▶ _文書抜粋_
#####
■治療学・座談会■
がん診療における放射線治療の役割
出席者(発言順)
(司会)中川恵一 氏(東京大学大学院医学系研究科放射線治療学)
甲斐崎祥一 氏(東京大学大学院医学系研究科腫瘍外科)
宮川 清 氏(東京大学大学院医学系研究科放射線分子医学)
江口研二 氏(帝京大学医学部内科学講座腫瘍内科)

適切な情報提供の重要性

■患者に対する放射線治療施設の紹介

中川 実地医家や勤務医の先生方がご自身の患者さんに放射線治療医を紹介するにあたり,情報収集がなかなか難しいと思います。 日本放射線腫瘍学会(JASTRO)のホームページには,都道府県別に認定医のリストが掲載されています。紹介の際には,このリストからお近くの病院をご選択いただければと思います。

 また,手前みそになりますが,東大病院はセカンドオピニオン外来を自由診療で行っていて,セカンドオピニオンを求められた数は私が最多です。 患者側に放射線治療への関心が高まってきたことの現れかと思います。 ただ,どこに行ってよいかわからないから,私の所に来るのです。放射線科医は,セカンドオピニオンを求められることに比較的慣れていますね。

江口 そのことにも関連することですが,患者さんやご家族の思いを考えると,メスをふるってもらった人に命を預ける, つまり「先生,どこまでも診てよ」という思いが強いように思います。そういう人々に対して,手術をした外科医は決して見捨てるわけではないことを理解してもらう必要があります。 種々の専門家の知恵を借りて,うまく機能や役割を分担する“チーム医療”が必要となることを患者・家族に啓発することも大事なことです。

中川 そうですね。少々難しいとは思いますが,そういう治療は専門施設で行いながら,もとの外科の先生に診てもらうことが, たしかに患者さんが望むことだと思います。直接ご自身が手を下さなくても,「たまに来て,ようすを聞かせてくれよ」というように言っていただくことが,非常に重要かと思います。

江口 一般の方々への啓発も,併行する必要があるということですね。

■若手医師の関心の喚起

江口 若手の先生方が熱意に燃えて放射線治療を専攻したと想定します。さて現場では,いろいろな臓器の患者が入れかわり立ちかわり来て,言葉は悪いですが, 床屋さんのような状態,「今日はこの髪形で」,「1 日何人こなさねばいけない」など,ノルマをこなす仕事しかできないと, 若い医師は放射線治療自体にあまり魅力を感じなくなってしまうのではないかと思います。
#####
▶ _作業項目_
放射線治療をめぐる座談会の本文を、江口氏の最後の発言の後から書き継いでください。

▶ _保存済みデータ項目_
#####
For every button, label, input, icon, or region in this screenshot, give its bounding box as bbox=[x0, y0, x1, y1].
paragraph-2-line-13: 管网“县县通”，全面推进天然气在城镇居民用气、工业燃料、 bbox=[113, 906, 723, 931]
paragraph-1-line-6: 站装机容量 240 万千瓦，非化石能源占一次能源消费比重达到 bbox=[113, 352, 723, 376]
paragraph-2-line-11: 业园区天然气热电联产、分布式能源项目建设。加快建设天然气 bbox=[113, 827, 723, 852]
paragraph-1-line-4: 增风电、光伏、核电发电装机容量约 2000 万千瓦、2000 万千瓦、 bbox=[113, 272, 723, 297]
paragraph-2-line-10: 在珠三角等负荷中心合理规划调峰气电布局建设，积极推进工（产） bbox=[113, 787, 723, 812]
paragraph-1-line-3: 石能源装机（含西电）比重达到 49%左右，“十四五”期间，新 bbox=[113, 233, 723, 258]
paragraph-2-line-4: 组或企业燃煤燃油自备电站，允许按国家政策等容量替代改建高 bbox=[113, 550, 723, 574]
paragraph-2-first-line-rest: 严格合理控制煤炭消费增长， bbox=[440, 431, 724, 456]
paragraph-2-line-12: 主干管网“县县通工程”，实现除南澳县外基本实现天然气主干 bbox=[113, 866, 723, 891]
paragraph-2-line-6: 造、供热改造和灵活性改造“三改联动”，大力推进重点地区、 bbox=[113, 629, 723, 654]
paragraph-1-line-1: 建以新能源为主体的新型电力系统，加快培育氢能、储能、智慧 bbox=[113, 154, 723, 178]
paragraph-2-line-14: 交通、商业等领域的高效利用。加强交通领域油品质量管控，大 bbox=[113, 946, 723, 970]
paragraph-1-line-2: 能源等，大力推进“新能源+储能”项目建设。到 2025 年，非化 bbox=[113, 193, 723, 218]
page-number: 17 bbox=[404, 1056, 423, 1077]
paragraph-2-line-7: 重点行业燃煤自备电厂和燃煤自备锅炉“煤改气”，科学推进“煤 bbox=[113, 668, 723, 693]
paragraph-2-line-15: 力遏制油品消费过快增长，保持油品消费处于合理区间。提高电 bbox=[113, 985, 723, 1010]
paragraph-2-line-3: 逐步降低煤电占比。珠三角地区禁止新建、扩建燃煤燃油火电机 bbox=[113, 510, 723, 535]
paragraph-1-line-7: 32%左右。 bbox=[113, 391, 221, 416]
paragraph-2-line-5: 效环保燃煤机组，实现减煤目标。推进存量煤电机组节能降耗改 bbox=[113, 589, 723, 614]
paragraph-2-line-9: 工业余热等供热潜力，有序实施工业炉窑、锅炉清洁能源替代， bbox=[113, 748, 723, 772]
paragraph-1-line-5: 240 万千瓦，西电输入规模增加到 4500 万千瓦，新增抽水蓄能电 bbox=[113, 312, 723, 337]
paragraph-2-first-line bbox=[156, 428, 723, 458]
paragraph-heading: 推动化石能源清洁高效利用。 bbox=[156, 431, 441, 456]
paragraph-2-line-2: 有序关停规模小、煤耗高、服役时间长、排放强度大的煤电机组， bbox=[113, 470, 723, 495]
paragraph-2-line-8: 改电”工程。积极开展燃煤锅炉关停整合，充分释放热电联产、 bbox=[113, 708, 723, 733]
#####
▶ _解答例_
 西日本がん研究機構(WJOG)では,数年前から,米国 RTOG(Radiation Therapy Oncology Group)の会議に放射線治療医を派遣しています。 若手の先生が,英語に苦労しながら,その場の雰囲気を見てこられます。帰国後のレポートを見ると,たいへん興味深いことが行われており, かなり刺激されて帰ってきます。そういう面白さも合わせて仕組んでいかなければいけないという気がしています。

中川 おっしゃるとおりです。がん登録は,実は放射線治療から始まりました。 放射線治療は,外科などと比べると明らかに数値化しやすいので,臨床試験に向いています。日本発のエビデンスも今後増加すると思います。

宮川 そうですね。若い人が何をおもしろいと感じるかという視点は重要です。私もそういう研修医の教育をする機会があるたびに, どういう志向で,どこにひかれるかという点を聞いてみたりしています。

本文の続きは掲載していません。